Information supplied
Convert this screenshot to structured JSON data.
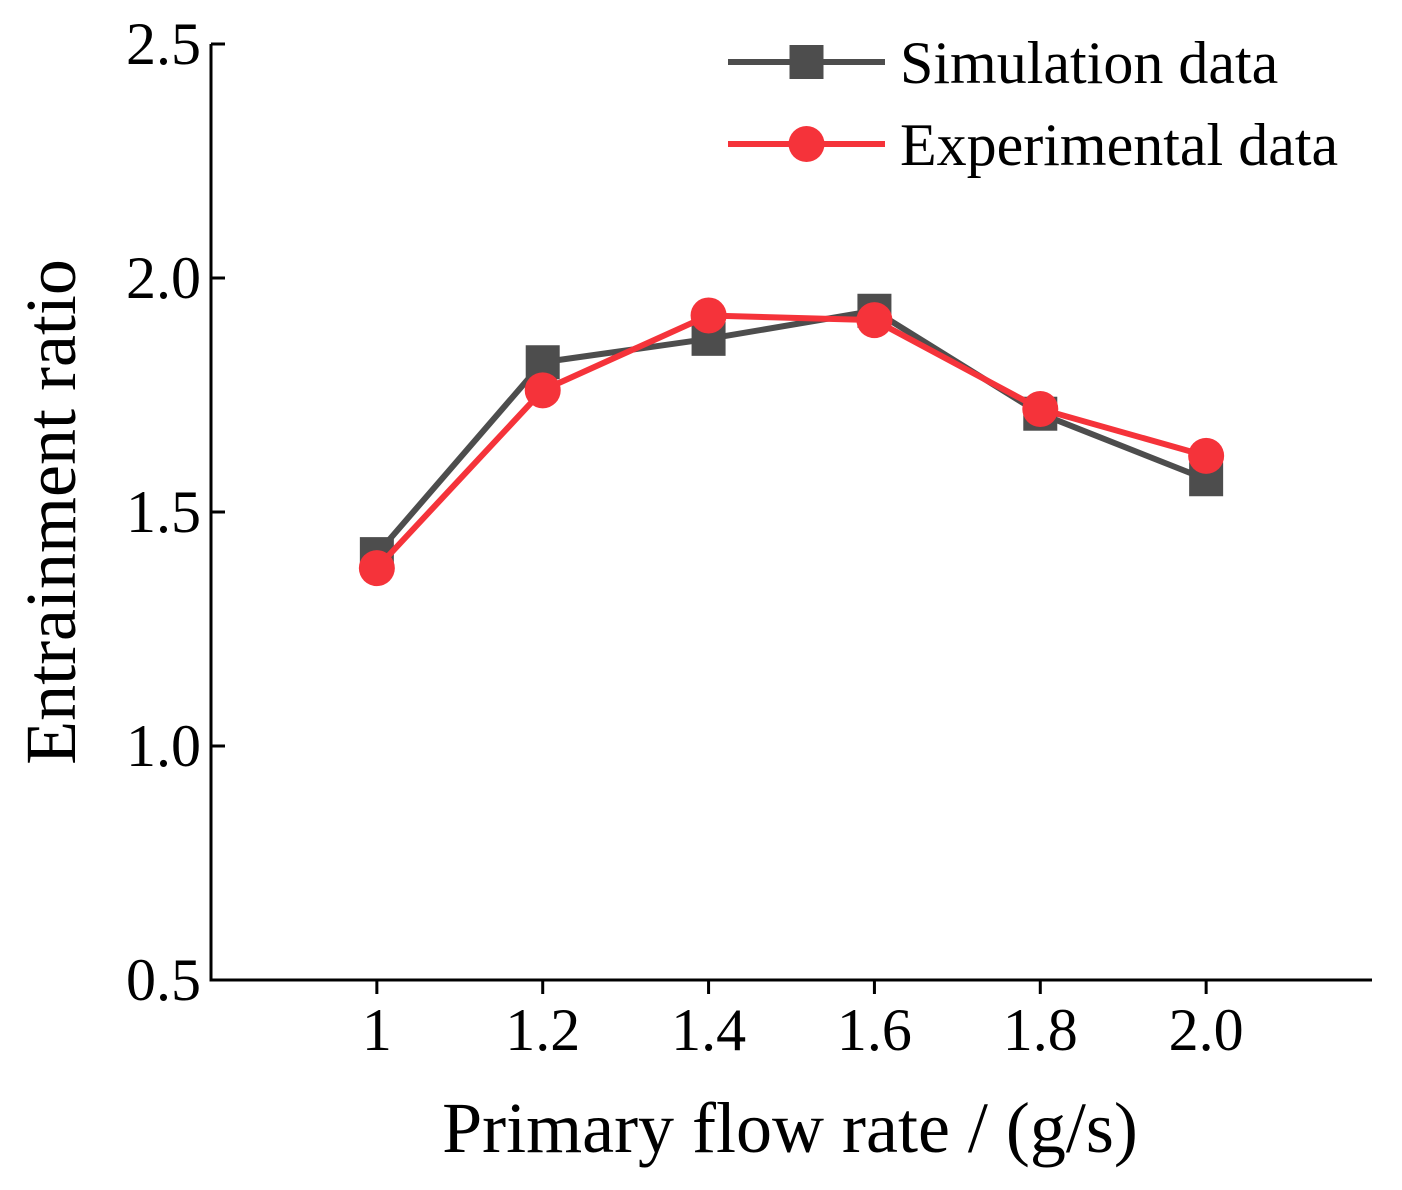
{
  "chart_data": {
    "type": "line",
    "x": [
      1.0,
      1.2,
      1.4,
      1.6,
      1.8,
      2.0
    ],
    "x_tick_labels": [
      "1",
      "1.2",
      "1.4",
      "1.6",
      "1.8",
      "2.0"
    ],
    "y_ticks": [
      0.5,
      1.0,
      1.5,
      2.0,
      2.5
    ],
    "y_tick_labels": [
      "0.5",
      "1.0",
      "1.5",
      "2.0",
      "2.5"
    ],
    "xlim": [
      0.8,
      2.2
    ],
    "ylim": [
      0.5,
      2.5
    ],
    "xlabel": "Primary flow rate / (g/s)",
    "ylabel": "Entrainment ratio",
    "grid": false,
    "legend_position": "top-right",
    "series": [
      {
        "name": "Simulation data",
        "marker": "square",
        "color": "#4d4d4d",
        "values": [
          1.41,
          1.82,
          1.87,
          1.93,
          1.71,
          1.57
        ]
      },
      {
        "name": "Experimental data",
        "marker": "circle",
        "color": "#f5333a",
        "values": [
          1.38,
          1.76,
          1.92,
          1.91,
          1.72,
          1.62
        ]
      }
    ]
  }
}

Objective
Make an exact reproduction of the listing above, without any pictures.

Written solution
Convert this screenshot to structured JSON data.
{
  "chart_data": {
    "type": "line",
    "x": [
      1.0,
      1.2,
      1.4,
      1.6,
      1.8,
      2.0
    ],
    "x_tick_labels": [
      "1",
      "1.2",
      "1.4",
      "1.6",
      "1.8",
      "2.0"
    ],
    "y_ticks": [
      0.5,
      1.0,
      1.5,
      2.0,
      2.5
    ],
    "y_tick_labels": [
      "0.5",
      "1.0",
      "1.5",
      "2.0",
      "2.5"
    ],
    "xlim": [
      0.8,
      2.2
    ],
    "ylim": [
      0.5,
      2.5
    ],
    "xlabel": "Primary flow rate / (g/s)",
    "ylabel": "Entrainment ratio",
    "grid": false,
    "legend_position": "top-right",
    "series": [
      {
        "name": "Simulation data",
        "marker": "square",
        "color": "#4d4d4d",
        "values": [
          1.41,
          1.82,
          1.87,
          1.93,
          1.71,
          1.57
        ]
      },
      {
        "name": "Experimental data",
        "marker": "circle",
        "color": "#f5333a",
        "values": [
          1.38,
          1.76,
          1.92,
          1.91,
          1.72,
          1.62
        ]
      }
    ]
  }
}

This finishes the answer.